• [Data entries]
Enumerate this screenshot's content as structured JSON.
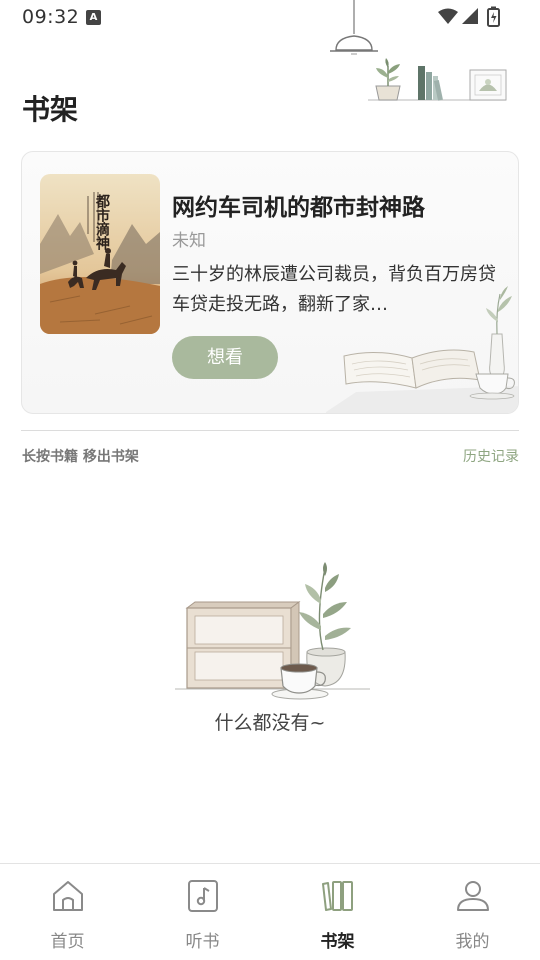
{
  "status_bar": {
    "time": "09:32",
    "badge": "A"
  },
  "header": {
    "title": "书架"
  },
  "recommend": {
    "title": "网约车司机的都市封神路",
    "author": "未知",
    "description": "三十岁的林辰遭公司裁员，背负百万房贷车贷走投无路，翻新了家…",
    "action_label": "想看",
    "cover_title": "都市滴神"
  },
  "shelf_bar": {
    "hint": "长按书籍 移出书架",
    "history_label": "历史记录"
  },
  "empty_state": {
    "message": "什么都没有~"
  },
  "bottom_nav": {
    "items": [
      {
        "label": "首页",
        "icon": "home-icon",
        "active": false
      },
      {
        "label": "听书",
        "icon": "music-note-icon",
        "active": false
      },
      {
        "label": "书架",
        "icon": "bookshelf-icon",
        "active": true
      },
      {
        "label": "我的",
        "icon": "profile-icon",
        "active": false
      }
    ]
  },
  "colors": {
    "accent": "#a9b99d",
    "history_link": "#8fa682",
    "active_nav": "#8ea07f"
  }
}
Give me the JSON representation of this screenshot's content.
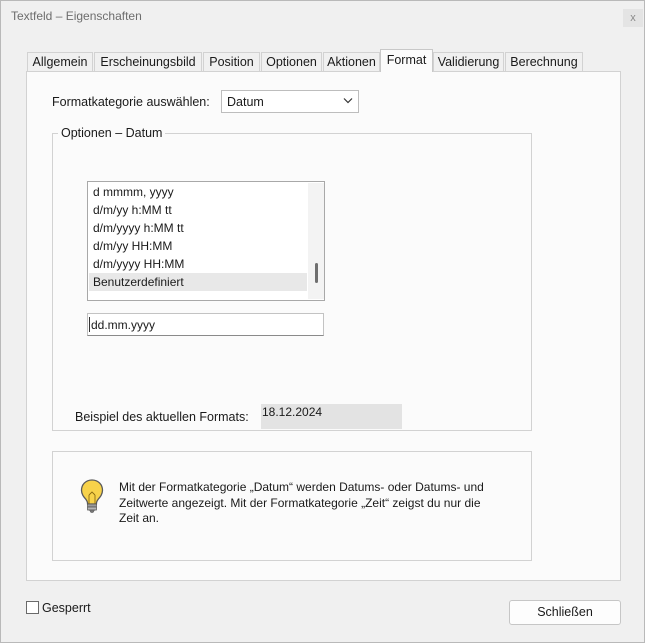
{
  "window": {
    "title": "Textfeld – Eigenschaften",
    "close_glyph": "x"
  },
  "tabs": [
    {
      "label": "Allgemein",
      "active": false
    },
    {
      "label": "Erscheinungsbild",
      "active": false
    },
    {
      "label": "Position",
      "active": false
    },
    {
      "label": "Optionen",
      "active": false
    },
    {
      "label": "Aktionen",
      "active": false
    },
    {
      "label": "Format",
      "active": true
    },
    {
      "label": "Validierung",
      "active": false
    },
    {
      "label": "Berechnung",
      "active": false
    }
  ],
  "format": {
    "category_label": "Formatkategorie auswählen:",
    "category_value": "Datum",
    "options_group_title": "Optionen – Datum",
    "date_formats": [
      "d mmmm, yyyy",
      "d/m/yy h:MM tt",
      "d/m/yyyy h:MM tt",
      "d/m/yy HH:MM",
      "d/m/yyyy HH:MM",
      "Benutzerdefiniert"
    ],
    "selected_format": "Benutzerdefiniert",
    "custom_format_value": "dd.mm.yyyy",
    "example_label": "Beispiel des aktuellen Formats:",
    "example_value": "18.12.2024"
  },
  "info": {
    "icon": "lightbulb-icon",
    "lines": [
      "Mit der Formatkategorie „Datum“ werden Datums- oder Datums- und",
      "Zeitwerte angezeigt. Mit der Formatkategorie „Zeit“ zeigst du nur die",
      "Zeit an."
    ]
  },
  "footer": {
    "locked_label": "Gesperrt",
    "locked_checked": false,
    "close_button_label": "Schließen"
  },
  "colors": {
    "window_bg": "#f0f0f0",
    "panel_bg": "#fbfbfb",
    "bulb_yellow": "#f7d24a"
  }
}
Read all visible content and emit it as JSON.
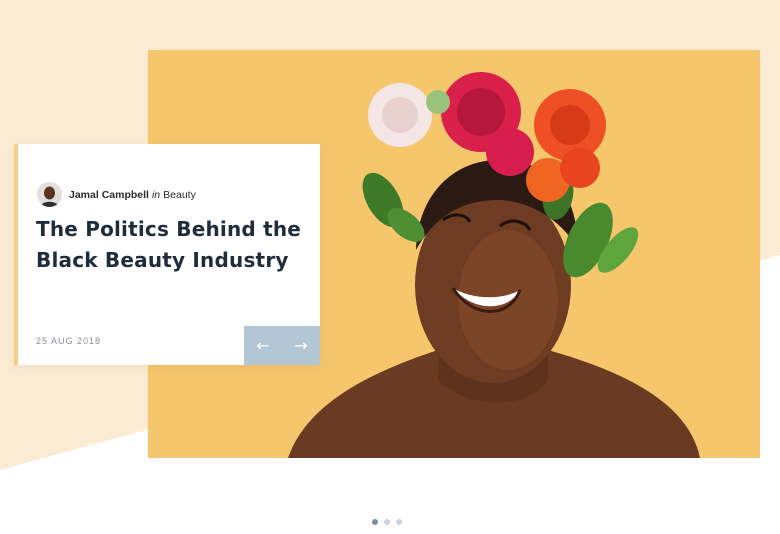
{
  "article": {
    "author": "Jamal Campbell",
    "in_word": "in",
    "category": "Beauty",
    "title_line1": "The Politics Behind the",
    "title_line2": "Black Beauty Industry",
    "date": "25 AUG 2018"
  },
  "navigation": {
    "prev_icon": "←",
    "next_icon": "→"
  },
  "pagination": {
    "total": 3,
    "active_index": 0
  },
  "colors": {
    "background_shape": "#faebd2",
    "hero_background": "#f5c66c",
    "card_accent": "#f2cf86",
    "nav_button": "#b3c6d6",
    "title_text": "#1f2d3a"
  }
}
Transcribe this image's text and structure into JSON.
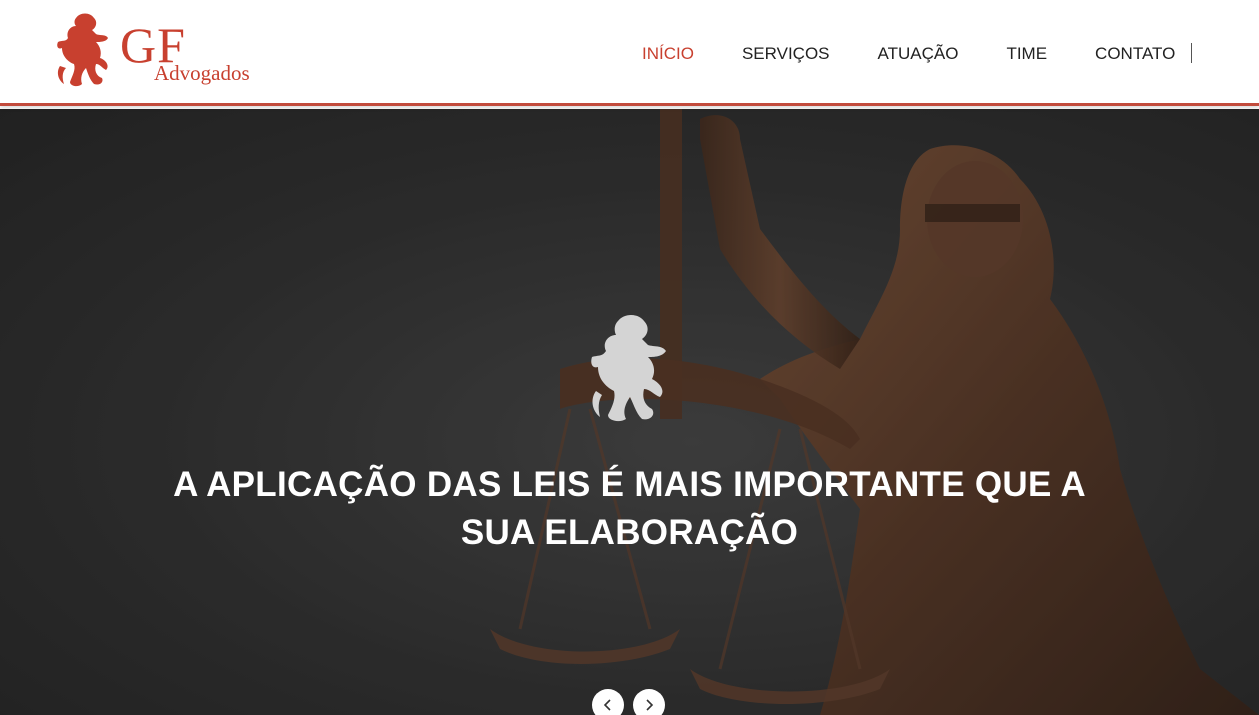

• [OBJECTIVE] Locate the lines above that contain "Datum" and copy them.

• [OUTPUT FOR THIS TASK]
    "category_value": "Datum",
    "options_group_title": "Optionen – Datum",
      "Mit der Formatkategorie „Datum“ werden Datums- oder Datums- und",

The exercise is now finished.